▶ **Given instruction**
From the records below, pull each line that has "soll".

▶ **Records for the exercise**
§

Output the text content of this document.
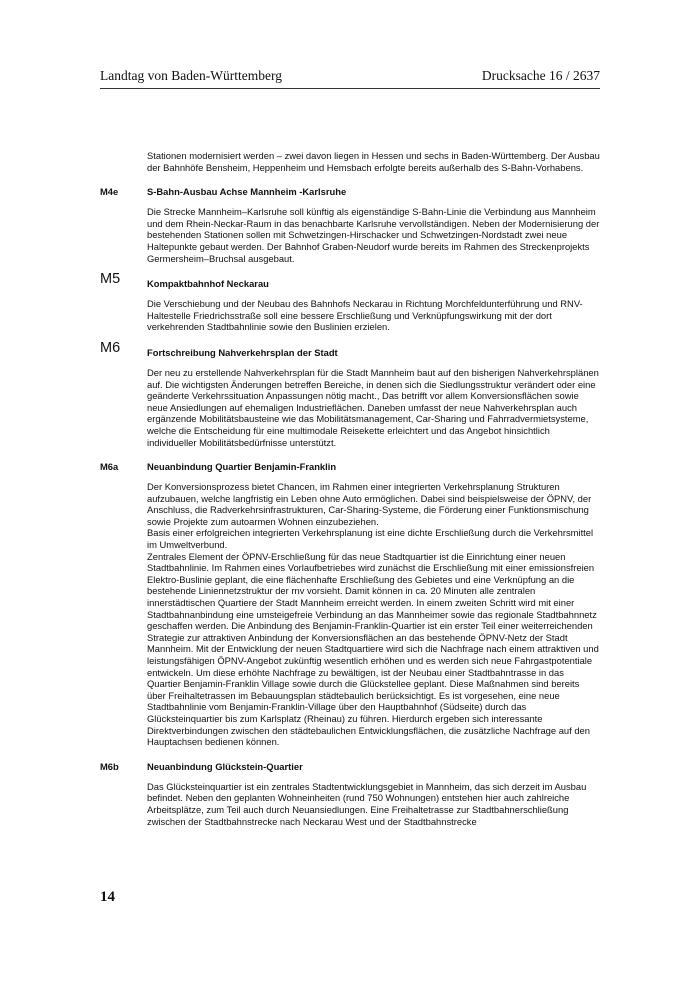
Landtag von Baden-Württemberg	Drucksache 16 / 2637

Stationen modernisiert werden – zwei davon liegen in Hessen und sechs in Baden-Württemberg. Der Ausbau der Bahnhöfe Bensheim, Heppenheim und Hemsbach erfolgte bereits außerhalb des S-Bahn-Vorhabens.

M4e	S-Bahn-Ausbau Achse Mannheim -Karlsruhe

Die Strecke Mannheim–Karlsruhe soll künftig als eigenständige S-Bahn-Linie die Verbindung aus Mannheim und dem Rhein-Neckar-Raum in das benachbarte Karlsruhe vervollständigen. Neben der Modernisierung der bestehenden Stationen sollen mit Schwetzingen-Hirschacker und Schwetzingen-Nordstadt zwei neue Haltepunkte gebaut werden. Der Bahnhof Graben-Neudorf wurde bereits im Rahmen des Streckenprojekts Germersheim–Bruchsal ausgebaut.

M5	Kompaktbahnhof Neckarau

Die Verschiebung und der Neubau des Bahnhofs Neckarau in Richtung Morchfeldunterführung und RNV-Haltestelle Friedrichsstraße soll eine bessere Erschließung und Verknüpfungswirkung mit der dort verkehrenden Stadtbahnlinie sowie den Buslinien erzielen.

M6	Fortschreibung Nahverkehrsplan der Stadt

Der neu zu erstellende Nahverkehrsplan für die Stadt Mannheim baut auf den bisherigen Nahverkehrsplänen auf. Die wichtigsten Änderungen betreffen Bereiche, in denen sich die Siedlungsstruktur verändert oder eine geänderte Verkehrssituation Anpassungen nötig macht., Das betrifft vor allem Konversionsflächen sowie neue Ansiedlungen auf ehemaligen Industrieflächen. Daneben umfasst der neue Nahverkehrsplan auch ergänzende Mobilitätsbausteine wie das Mobilitätsmanagement, Car-Sharing und Fahrradvermietsysteme, welche die Entscheidung für eine multimodale Reisekette erleichtert und das Angebot hinsichtlich individueller Mobilitätsbedürfnisse unterstützt.

M6a	Neuanbindung Quartier Benjamin-Franklin

Der Konversionsprozess bietet Chancen, im Rahmen einer integrierten Verkehrsplanung Strukturen aufzubauen, welche langfristig ein Leben ohne Auto ermöglichen. Dabei sind beispielsweise der ÖPNV, der Anschluss, die Radverkehrsinfrastrukturen, Car-Sharing-Systeme, die Förderung einer Funktionsmischung sowie Projekte zum autoarmen Wohnen einzubeziehen.

Basis einer erfolgreichen integrierten Verkehrsplanung ist eine dichte Erschließung durch die Verkehrsmittel im Umweltverbund.

Zentrales Element der ÖPNV-Erschließung für das neue Stadtquartier ist die Einrichtung einer neuen Stadtbahnlinie. Im Rahmen eines Vorlaufbetriebes wird zunächst die Erschließung mit einer emissionsfreien Elektro-Buslinie geplant, die eine flächenhafte Erschließung des Gebietes und eine Verknüpfung an die bestehende Liniennetzstruktur der rnv vorsieht. Damit können in ca. 20 Minuten alle zentralen innerstädtischen Quartiere der Stadt Mannheim erreicht werden. In einem zweiten Schritt wird mit einer Stadtbahnanbindung eine umsteigefreie Verbindung an das Mannheimer sowie das regionale Stadtbahnnetz geschaffen werden. Die Anbindung des Benjamin-Franklin-Quartier ist ein erster Teil einer weiterreichenden Strategie zur attraktiven Anbindung der Konversionsflächen an das bestehende ÖPNV-Netz der Stadt Mannheim. Mit der Entwicklung der neuen Stadtquartiere wird sich die Nachfrage nach einem attraktiven und leistungsfähigen ÖPNV-Angebot zukünftig wesentlich erhöhen und es werden sich neue Fahrgastpotentiale entwickeln. Um diese erhöhte Nachfrage zu bewältigen, ist der Neubau einer Stadtbahntrasse in das Quartier Benjamin-Franklin Village sowie durch die Glückstellee geplant. Diese Maßnahmen sind bereits über Freihaltetrassen im Bebauungsplan städtebaulich berücksichtigt. Es ist vorgesehen, eine neue Stadtbahnlinie vom Benjamin-Franklin-Village über den Hauptbahnhof (Südseite) durch das Glücksteinquartier bis zum Karlsplatz (Rheinau) zu führen. Hierdurch ergeben sich interessante Direktverbindungen zwischen den städtebaulichen Entwicklungsflächen, die zusätzliche Nachfrage auf den Hauptachsen bedienen können.

M6b	Neuanbindung Glückstein-Quartier

Das Glücksteinquartier ist ein zentrales Stadtentwicklungsgebiet in Mannheim, das sich derzeit im Ausbau befindet. Neben den geplanten Wohneinheiten (rund 750 Wohnungen) entstehen hier auch zahlreiche Arbeitsplätze, zum Teil auch durch Neuansiedlungen. Eine Freihaltetrasse zur Stadtbahnerschließung zwischen der Stadtbahnstrecke nach Neckarau West und der Stadtbahnstrecke

14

§

▶ **Reply**
Die Strecke Mannheim–Karlsruhe soll künftig als eigenständige S-Bahn-Linie die Verbindung aus Mannheim und dem Rhein-Neckar-Raum in das benachbarte Karlsruhe vervollständigen. Neben der Modernisierung der bestehenden Stationen sollen mit Schwetzingen-Hirschacker und Schwetzingen-Nordstadt zwei neue Haltepunkte gebaut werden. Der Bahnhof Graben-Neudorf wurde bereits im Rahmen des Streckenprojekts Germersheim–Bruchsal ausgebaut.
Die Verschiebung und der Neubau des Bahnhofs Neckarau in Richtung Morchfeldunterführung und RNV-Haltestelle Friedrichsstraße soll eine bessere Erschließung und Verknüpfungswirkung mit der dort verkehrenden Stadtbahnlinie sowie den Buslinien erzielen.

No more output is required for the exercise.